:: Selected text ::

Researchers at New Zealand’s University of Otago are hailing a “breakthrough” in the fight against drug cheats with a non-targeted test for designer steroids which they hope can be deployed in time for the 2022 Winter Olympics.
Otago professor Alison Heather, who led the development of the test, said it would detect designer anabolic steroids before anti-doping authorities were aware they even existed.
“It’s a breakthrough in that it’s a non-targeted test, so we don’t need to know the structure for what we’re fishing for in order to be able to detect a designer anabolic steroid,” Heather said.
She first considered developing the test in 2004 when she started researching the use of tetrohydogestrinone, the drug developed by the BALCO laboratory in San Francisco, nicknamed “The Clear,” Heather said.
American sprinter Marion Jones was one of many high-profile athletes who ultimately admitted to using it.
Heather said that the drug had been used by athletes for about seven years before testers were even aware it existed.
“We called it a designer steroid because it had a structure that nobody knew about,” she said.
“If nobody knows about it, there’s no fingerprint for mass spectrometry, so it goes undetected. Since then I was thinking that we need a non-targeted test,” she said.
The new test did not search for specific markers, but focused on detecting changes at the cellular level.
“All anabolic steroids ... activate a common pathway inside the cell, so I have exploited that pathway to build the test,” Heather said.
“If they want to have an anabolic effect in their body they have to activate the cellular pathway, and our test will pick up any drug that activates that anabolic pathway,” she said.

:::

**Actions to take**
1. In the article on the designer steroid test, shorten the paragraph that begins "She first considered developing the test in 2004" into a brief list of its main facts.
2. Write the next few sentences of the article on the designer steroid test, picking up after its last line.
The stored rows have nothing to do with this work.

:: Supplied data ::

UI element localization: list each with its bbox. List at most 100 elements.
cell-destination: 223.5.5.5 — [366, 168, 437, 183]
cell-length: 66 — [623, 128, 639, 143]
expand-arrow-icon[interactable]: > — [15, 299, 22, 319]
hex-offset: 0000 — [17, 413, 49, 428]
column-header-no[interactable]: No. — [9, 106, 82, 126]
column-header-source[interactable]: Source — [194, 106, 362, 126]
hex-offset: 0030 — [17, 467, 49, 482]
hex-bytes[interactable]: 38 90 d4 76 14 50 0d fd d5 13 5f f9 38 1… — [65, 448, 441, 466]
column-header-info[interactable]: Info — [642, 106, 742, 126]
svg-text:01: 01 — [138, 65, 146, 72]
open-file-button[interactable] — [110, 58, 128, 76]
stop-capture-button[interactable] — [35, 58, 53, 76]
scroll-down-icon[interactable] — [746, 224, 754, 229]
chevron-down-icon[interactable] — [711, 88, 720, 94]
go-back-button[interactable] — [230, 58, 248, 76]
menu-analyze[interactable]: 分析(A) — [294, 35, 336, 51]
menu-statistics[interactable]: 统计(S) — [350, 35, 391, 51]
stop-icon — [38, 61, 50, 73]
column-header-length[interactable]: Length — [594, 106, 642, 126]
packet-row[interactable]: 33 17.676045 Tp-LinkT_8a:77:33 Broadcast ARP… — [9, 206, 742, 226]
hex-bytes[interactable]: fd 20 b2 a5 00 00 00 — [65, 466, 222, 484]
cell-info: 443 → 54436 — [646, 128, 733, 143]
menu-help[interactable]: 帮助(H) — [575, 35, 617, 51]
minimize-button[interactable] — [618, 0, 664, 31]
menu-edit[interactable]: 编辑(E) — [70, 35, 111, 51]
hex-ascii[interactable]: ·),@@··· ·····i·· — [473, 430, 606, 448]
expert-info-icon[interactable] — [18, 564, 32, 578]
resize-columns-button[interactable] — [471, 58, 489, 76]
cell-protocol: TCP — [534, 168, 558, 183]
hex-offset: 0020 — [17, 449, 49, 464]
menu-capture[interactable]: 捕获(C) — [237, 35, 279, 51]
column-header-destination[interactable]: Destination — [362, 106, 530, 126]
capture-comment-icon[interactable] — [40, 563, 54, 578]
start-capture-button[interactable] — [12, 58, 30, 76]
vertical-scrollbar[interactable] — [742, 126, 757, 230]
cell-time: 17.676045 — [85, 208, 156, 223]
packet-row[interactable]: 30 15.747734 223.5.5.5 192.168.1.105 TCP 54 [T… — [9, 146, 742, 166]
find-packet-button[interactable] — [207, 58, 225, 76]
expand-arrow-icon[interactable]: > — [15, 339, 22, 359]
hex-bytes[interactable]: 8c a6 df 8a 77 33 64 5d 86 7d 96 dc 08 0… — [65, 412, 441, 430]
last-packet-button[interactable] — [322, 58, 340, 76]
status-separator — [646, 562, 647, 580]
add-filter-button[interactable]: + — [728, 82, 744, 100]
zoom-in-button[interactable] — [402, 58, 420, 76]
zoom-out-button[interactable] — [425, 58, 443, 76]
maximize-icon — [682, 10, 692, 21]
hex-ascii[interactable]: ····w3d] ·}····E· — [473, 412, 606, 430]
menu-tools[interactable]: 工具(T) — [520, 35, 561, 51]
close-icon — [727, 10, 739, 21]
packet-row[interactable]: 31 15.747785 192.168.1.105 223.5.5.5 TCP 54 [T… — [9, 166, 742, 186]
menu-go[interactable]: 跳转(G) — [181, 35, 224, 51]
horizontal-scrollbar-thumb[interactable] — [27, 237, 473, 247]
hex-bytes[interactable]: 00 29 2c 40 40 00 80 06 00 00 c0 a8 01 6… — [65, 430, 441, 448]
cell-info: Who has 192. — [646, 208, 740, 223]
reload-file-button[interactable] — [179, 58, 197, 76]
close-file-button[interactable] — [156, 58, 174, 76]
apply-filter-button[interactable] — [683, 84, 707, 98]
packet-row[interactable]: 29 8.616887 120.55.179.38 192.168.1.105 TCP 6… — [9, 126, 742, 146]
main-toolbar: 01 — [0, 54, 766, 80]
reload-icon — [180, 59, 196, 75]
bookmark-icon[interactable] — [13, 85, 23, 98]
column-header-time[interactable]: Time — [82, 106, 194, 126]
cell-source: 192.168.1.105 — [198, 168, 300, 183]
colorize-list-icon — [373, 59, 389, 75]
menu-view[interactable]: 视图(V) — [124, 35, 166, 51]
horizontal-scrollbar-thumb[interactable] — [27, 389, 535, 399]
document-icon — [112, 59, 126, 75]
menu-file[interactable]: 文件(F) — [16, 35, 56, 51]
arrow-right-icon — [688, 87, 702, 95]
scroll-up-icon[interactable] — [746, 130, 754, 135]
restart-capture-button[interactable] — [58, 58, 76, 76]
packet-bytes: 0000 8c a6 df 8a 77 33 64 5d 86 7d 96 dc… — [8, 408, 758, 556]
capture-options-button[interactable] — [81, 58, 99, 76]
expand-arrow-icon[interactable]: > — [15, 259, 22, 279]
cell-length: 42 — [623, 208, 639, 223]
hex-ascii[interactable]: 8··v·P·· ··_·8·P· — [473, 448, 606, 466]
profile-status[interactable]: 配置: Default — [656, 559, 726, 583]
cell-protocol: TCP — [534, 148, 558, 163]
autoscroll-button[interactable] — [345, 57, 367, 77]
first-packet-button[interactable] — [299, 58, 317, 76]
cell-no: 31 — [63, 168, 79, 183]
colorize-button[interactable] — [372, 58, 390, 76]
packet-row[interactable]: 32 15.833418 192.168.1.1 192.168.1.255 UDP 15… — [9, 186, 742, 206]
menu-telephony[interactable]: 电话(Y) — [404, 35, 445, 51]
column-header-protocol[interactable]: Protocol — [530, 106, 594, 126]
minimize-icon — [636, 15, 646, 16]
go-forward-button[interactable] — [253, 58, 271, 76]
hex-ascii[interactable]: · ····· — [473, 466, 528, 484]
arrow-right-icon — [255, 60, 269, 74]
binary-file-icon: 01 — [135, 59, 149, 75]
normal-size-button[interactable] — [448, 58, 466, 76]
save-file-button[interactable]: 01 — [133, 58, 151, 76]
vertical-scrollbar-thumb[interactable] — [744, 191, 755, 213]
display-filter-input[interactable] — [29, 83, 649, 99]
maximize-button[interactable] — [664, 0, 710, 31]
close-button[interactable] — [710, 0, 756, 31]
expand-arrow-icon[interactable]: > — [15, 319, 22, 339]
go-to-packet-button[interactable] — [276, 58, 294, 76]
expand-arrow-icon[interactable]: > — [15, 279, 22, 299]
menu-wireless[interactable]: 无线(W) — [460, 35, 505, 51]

:::

**Answers for the exercise**
1.
- Heather first thought about building the test in 2004.
- That was when she began researching tetrohydogestrinone.
- The drug was made by the BALCO laboratory in San Francisco and nicknamed "The Clear."

2.
“So for once we’re on a level footing. We don’t need to wait for somebody to have some anomaly in their blood work saying, ‘hey they’re taking something but we don’t know what it is,’ to find it. We can see that there is something there,” she added.
Heather said that designer steroids were still being developed and sold over the Internet, despite the widespread implementation of biological passports in elite sport.
The test would show any anomalies in that passport, which is a profile of biological markers that detect changes over time as athletes undergo regular in and out-of-competition testing.
At this stage, the test samples still needed to be analyzed in laboratories, but results would be known within four hours, she said.
Her ultimate goal was to have “rapid testing” capability where results could be produced within minutes of a test being taken.
Heather said she had developed the test alongside one for the horse racing industry, and the equine tests would be rolled out to labs by October, with human testing kits just “months behind.”
She has already been in touch with World Anti-Doping Agency scientists about the test and would shortly be in a position to discuss how it could be rolled out with the regulatory side of the watchdog.